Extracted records
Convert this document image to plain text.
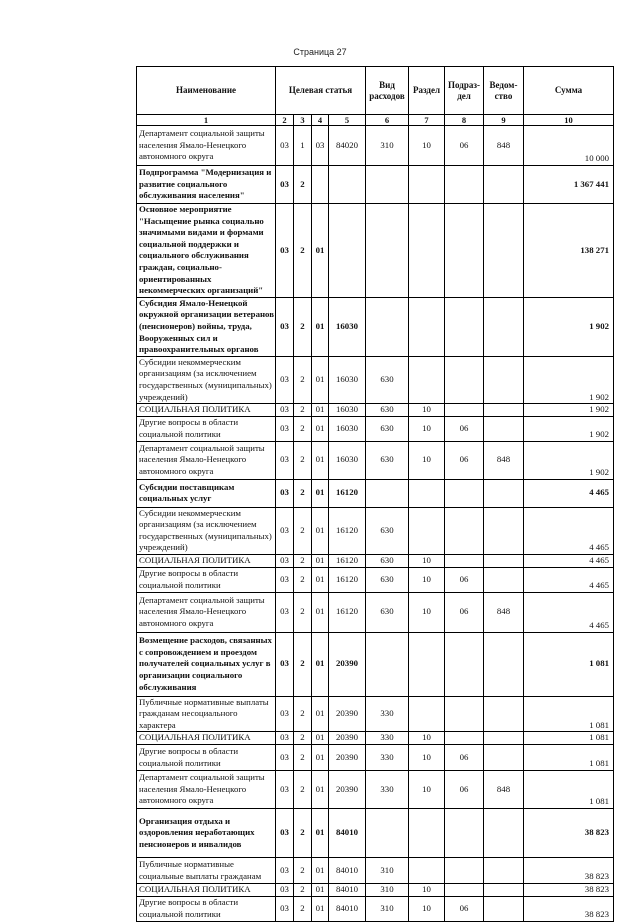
Страница 27
Наименование	Целевая статья				Вид расходов	Раздел	Подраз-дел	Ведом-ство	Сумма
1	2	3	4	5	6	7	8	9	10
Департамент социальной защиты населения Ямало-Ненецкого автономного округа	03	1	03	84020	310	10	06	848	10 000
Подпрограмма "Модернизация и развитие социального обслуживания населения"	03	2							1 367 441
Основное мероприятие "Насыщение рынка социально значимыми видами и формами социальной поддержки и социального обслуживания граждан, социально-ориентированных некоммерческих организаций"	03	2	01						138 271
Субсидия Ямало-Ненецкой окружной организации ветеранов (пенсионеров) войны, труда, Вооруженных сил и правоохранительных органов	03	2	01	16030					1 902
Субсидии некоммерческим организациям (за исключением государственных (муниципальных) учреждений)	03	2	01	16030	630				1 902
СОЦИАЛЬНАЯ ПОЛИТИКА	03	2	01	16030	630	10			1 902
Другие вопросы в области социальной политики	03	2	01	16030	630	10	06		1 902
Департамент социальной защиты населения Ямало-Ненецкого автономного округа	03	2	01	16030	630	10	06	848	1 902
Субсидии поставщикам социальных услуг	03	2	01	16120					4 465
Субсидии некоммерческим организациям (за исключением государственных (муниципальных) учреждений)	03	2	01	16120	630				4 465
СОЦИАЛЬНАЯ ПОЛИТИКА	03	2	01	16120	630	10			4 465
Другие вопросы в области социальной политики	03	2	01	16120	630	10	06		4 465
Департамент социальной защиты населения Ямало-Ненецкого автономного округа	03	2	01	16120	630	10	06	848	4 465
Возмещение расходов, связанных с сопровождением и проездом получателей социальных услуг в организации социального обслуживания	03	2	01	20390					1 081
Публичные нормативные выплаты гражданам несоциального характера	03	2	01	20390	330				1 081
СОЦИАЛЬНАЯ ПОЛИТИКА	03	2	01	20390	330	10			1 081
Другие вопросы в области социальной политики	03	2	01	20390	330	10	06		1 081
Департамент социальной защиты населения Ямало-Ненецкого автономного округа	03	2	01	20390	330	10	06	848	1 081
Организация отдыха и оздоровления неработающих пенсионеров и инвалидов	03	2	01	84010					38 823
Публичные нормативные социальные выплаты гражданам	03	2	01	84010	310				38 823
СОЦИАЛЬНАЯ ПОЛИТИКА	03	2	01	84010	310	10			38 823
Другие вопросы в области социальной политики	03	2	01	84010	310	10	06		38 823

- [WHAT THE TASK ASKS]
Extract each line holding the word "учреждений" from the records.

- [TASK RESPONSE]
Субсидии некоммерческим организациям (за исключением государственных (муниципальных) учреждений)	03	2	01	16030	630				1 902
Субсидии некоммерческим организациям (за исключением государственных (муниципальных) учреждений)	03	2	01	16120	630				4 465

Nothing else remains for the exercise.